WHAT THE TASK ASKS :: Every record must be repeated exactly, with no omission.

INPUT RECORDS ::
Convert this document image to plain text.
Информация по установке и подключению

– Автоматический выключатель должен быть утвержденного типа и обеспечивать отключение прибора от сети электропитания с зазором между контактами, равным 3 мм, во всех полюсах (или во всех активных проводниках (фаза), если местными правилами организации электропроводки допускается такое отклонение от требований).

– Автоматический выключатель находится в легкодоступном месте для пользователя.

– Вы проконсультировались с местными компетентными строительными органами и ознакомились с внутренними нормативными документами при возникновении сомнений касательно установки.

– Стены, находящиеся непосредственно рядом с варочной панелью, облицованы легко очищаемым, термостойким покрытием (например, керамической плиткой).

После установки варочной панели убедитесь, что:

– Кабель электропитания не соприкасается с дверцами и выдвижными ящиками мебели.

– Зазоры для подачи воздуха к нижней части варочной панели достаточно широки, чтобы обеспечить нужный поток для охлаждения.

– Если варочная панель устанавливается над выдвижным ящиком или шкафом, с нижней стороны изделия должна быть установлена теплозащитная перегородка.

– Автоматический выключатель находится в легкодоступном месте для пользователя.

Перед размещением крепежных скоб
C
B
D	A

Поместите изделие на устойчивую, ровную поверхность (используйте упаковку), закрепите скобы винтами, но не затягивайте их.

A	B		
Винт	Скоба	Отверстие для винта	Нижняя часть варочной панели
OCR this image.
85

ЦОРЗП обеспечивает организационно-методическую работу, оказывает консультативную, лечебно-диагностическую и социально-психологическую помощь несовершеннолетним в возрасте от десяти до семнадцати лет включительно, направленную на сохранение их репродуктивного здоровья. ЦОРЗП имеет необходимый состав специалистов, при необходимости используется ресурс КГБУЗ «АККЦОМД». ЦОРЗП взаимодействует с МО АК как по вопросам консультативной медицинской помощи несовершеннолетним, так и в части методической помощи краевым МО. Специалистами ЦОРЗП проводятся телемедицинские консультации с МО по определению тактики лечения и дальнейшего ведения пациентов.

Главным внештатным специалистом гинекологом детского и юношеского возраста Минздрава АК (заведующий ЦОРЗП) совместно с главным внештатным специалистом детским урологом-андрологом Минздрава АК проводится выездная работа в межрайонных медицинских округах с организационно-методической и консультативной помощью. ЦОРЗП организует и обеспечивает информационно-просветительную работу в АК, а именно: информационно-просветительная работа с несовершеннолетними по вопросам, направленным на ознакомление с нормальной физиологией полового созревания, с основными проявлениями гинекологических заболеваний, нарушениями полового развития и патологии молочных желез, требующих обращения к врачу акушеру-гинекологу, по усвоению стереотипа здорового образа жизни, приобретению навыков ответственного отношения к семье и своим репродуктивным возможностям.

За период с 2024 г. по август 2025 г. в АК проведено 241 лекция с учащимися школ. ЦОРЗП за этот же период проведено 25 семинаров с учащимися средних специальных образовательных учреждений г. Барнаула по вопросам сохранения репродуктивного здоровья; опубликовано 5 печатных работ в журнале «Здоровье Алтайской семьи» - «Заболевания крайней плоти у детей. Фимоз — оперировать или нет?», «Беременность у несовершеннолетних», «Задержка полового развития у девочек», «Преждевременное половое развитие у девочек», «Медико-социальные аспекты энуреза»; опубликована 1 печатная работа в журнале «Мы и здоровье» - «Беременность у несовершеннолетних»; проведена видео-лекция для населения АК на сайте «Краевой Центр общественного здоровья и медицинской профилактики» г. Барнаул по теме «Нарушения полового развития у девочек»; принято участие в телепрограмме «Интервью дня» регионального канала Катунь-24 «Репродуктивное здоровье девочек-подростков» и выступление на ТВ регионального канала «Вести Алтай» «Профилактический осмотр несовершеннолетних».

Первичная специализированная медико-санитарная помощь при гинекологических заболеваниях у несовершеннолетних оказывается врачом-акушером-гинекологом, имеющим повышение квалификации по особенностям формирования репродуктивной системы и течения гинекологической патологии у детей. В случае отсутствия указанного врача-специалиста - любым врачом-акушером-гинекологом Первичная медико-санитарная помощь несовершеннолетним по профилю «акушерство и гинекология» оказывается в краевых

REPLY ::
Convert this document image to plain text.
Информация по установке и подключению

– Автоматический выключатель должен быть утвержденного типа и обеспечивать отключение прибора от сети электропитания с зазором между контактами, равным 3 мм, во всех полюсах (или во всех активных проводниках (фаза), если местными правилами организации электропроводки допускается такое отклонение от требований).

– Автоматический выключатель находится в легкодоступном месте для пользователя.

– Вы проконсультировались с местными компетентными строительными органами и ознакомились с внутренними нормативными документами при возникновении сомнений касательно установки.

– Стены, находящиеся непосредственно рядом с варочной панелью, облицованы легко очищаемым, термостойким покрытием (например, керамической плиткой).

После установки варочной панели убедитесь, что:

– Кабель электропитания не соприкасается с дверцами и выдвижными ящиками мебели.

– Зазоры для подачи воздуха к нижней части варочной панели достаточно широки, чтобы обеспечить нужный поток для охлаждения.

– Если варочная панель устанавливается над выдвижным ящиком или шкафом, с нижней стороны изделия должна быть установлена теплозащитная перегородка.

– Автоматический выключатель находится в легкодоступном месте для пользователя.

Перед размещением крепежных скоб
C
B
D	A

Поместите изделие на устойчивую, ровную поверхность (используйте упаковку), закрепите скобы винтами, но не затягивайте их.

A	B		
Винт	Скоба	Отверстие для винта	Нижняя часть варочной панели
OCR this image.
85

ЦОРЗП обеспечивает организационно-методическую работу, оказывает консультативную, лечебно-диагностическую и социально-психологическую помощь несовершеннолетним в возрасте от десяти до семнадцати лет включительно, направленную на сохранение их репродуктивного здоровья. ЦОРЗП имеет необходимый состав специалистов, при необходимости используется ресурс КГБУЗ «АККЦОМД». ЦОРЗП взаимодействует с МО АК как по вопросам консультативной медицинской помощи несовершеннолетним, так и в части методической помощи краевым МО. Специалистами ЦОРЗП проводятся телемедицинские консультации с МО по определению тактики лечения и дальнейшего ведения пациентов.

Главным внештатным специалистом гинекологом детского и юношеского возраста Минздрава АК (заведующий ЦОРЗП) совместно с главным внештатным специалистом детским урологом-андрологом Минздрава АК проводится выездная работа в межрайонных медицинских округах с организационно-методической и консультативной помощью. ЦОРЗП организует и обеспечивает информационно-просветительную работу в АК, а именно: информационно-просветительная работа с несовершеннолетними по вопросам, направленным на ознакомление с нормальной физиологией полового созревания, с основными проявлениями гинекологических заболеваний, нарушениями полового развития и патологии молочных желез, требующих обращения к врачу акушеру-гинекологу, по усвоению стереотипа здорового образа жизни, приобретению навыков ответственного отношения к семье и своим репродуктивным возможностям.

За период с 2024 г. по август 2025 г. в АК проведено 241 лекция с учащимися школ. ЦОРЗП за этот же период проведено 25 семинаров с учащимися средних специальных образовательных учреждений г. Барнаула по вопросам сохранения репродуктивного здоровья; опубликовано 5 печатных работ в журнале «Здоровье Алтайской семьи» - «Заболевания крайней плоти у детей. Фимоз — оперировать или нет?», «Беременность у несовершеннолетних», «Задержка полового развития у девочек», «Преждевременное половое развитие у девочек», «Медико-социальные аспекты энуреза»; опубликована 1 печатная работа в журнале «Мы и здоровье» - «Беременность у несовершеннолетних»; проведена видео-лекция для населения АК на сайте «Краевой Центр общественного здоровья и медицинской профилактики» г. Барнаул по теме «Нарушения полового развития у девочек»; принято участие в телепрограмме «Интервью дня» регионального канала Катунь-24 «Репродуктивное здоровье девочек-подростков» и выступление на ТВ регионального канала «Вести Алтай» «Профилактический осмотр несовершеннолетних».

Первичная специализированная медико-санитарная помощь при гинекологических заболеваниях у несовершеннолетних оказывается врачом-акушером-гинекологом, имеющим повышение квалификации по особенностям формирования репродуктивной системы и течения гинекологической патологии у детей. В случае отсутствия указанного врача-специалиста - любым врачом-акушером-гинекологом Первичная медико-санитарная помощь несовершеннолетним по профилю «акушерство и гинекология» оказывается в краевых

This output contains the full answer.